Task prompt:
Using the data below, copy every line that contains the word "name".

Data for this exercise:
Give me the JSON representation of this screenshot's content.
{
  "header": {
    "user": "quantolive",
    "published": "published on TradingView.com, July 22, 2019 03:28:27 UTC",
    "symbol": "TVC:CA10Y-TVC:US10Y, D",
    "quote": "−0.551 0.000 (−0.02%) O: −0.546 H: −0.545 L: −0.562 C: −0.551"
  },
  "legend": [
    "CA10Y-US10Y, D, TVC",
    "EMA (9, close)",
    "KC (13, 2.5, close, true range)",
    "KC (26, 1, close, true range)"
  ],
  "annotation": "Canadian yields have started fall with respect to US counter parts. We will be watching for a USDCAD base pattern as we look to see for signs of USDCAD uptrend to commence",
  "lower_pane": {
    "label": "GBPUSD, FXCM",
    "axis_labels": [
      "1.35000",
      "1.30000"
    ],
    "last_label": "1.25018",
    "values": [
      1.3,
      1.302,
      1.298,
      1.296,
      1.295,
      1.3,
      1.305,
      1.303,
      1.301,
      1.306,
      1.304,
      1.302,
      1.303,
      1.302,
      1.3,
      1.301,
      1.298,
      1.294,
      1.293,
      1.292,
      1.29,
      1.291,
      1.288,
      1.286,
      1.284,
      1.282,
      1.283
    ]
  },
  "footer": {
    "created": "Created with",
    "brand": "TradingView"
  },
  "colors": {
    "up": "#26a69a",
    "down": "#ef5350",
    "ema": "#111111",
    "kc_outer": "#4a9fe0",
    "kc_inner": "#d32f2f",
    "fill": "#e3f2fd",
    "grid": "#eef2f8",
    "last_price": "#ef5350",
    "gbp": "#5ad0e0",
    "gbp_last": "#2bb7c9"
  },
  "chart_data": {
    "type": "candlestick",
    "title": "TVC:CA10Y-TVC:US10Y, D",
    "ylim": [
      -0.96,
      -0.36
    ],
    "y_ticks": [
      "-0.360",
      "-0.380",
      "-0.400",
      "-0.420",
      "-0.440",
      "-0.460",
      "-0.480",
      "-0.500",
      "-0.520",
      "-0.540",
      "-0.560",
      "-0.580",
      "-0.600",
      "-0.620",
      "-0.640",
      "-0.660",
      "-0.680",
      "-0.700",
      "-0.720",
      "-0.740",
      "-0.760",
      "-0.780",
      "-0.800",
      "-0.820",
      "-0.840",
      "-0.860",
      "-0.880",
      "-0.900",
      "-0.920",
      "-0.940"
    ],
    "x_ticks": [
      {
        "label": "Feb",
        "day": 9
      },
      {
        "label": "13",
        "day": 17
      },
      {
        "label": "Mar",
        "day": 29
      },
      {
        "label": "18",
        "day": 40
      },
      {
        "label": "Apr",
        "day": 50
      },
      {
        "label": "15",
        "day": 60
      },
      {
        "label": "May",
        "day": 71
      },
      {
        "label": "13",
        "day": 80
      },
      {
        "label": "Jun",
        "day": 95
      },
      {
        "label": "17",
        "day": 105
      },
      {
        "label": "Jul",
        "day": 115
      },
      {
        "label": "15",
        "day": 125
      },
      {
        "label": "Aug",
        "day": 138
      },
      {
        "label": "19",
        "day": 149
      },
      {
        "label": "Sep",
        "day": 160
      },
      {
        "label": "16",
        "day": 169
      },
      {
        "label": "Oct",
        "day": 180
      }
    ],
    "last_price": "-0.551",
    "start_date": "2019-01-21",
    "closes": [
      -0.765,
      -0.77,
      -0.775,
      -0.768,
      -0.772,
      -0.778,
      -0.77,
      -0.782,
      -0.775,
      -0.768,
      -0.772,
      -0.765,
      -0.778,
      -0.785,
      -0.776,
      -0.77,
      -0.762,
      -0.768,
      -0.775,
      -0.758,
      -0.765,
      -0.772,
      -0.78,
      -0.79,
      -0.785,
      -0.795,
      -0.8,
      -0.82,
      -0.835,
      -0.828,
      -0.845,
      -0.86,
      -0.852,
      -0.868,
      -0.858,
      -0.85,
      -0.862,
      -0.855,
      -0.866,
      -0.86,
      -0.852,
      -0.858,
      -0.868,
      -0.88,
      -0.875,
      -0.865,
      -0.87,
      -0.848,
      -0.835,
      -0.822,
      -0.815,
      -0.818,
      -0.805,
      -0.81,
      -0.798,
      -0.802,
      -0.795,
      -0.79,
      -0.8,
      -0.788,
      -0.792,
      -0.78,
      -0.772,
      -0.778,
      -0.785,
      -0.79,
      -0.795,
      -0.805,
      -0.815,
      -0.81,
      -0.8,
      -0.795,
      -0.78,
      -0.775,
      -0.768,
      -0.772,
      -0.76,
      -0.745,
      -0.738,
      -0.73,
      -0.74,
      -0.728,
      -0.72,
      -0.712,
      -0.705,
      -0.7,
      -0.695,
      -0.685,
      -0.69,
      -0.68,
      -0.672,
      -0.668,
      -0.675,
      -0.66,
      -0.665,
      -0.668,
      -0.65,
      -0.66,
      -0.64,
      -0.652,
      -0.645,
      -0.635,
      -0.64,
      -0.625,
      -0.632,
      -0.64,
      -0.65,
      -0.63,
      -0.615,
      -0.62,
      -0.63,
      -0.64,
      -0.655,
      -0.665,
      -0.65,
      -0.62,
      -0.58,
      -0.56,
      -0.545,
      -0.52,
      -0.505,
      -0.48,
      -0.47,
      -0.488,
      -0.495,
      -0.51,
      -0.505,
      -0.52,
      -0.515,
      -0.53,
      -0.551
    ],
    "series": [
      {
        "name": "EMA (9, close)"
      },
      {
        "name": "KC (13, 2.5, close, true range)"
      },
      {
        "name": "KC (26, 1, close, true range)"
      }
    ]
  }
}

Written response:
        "name": "EMA (9, close)"
        "name": "KC (13, 2.5, close, true range)"
        "name": "KC (26, 1, close, true range)"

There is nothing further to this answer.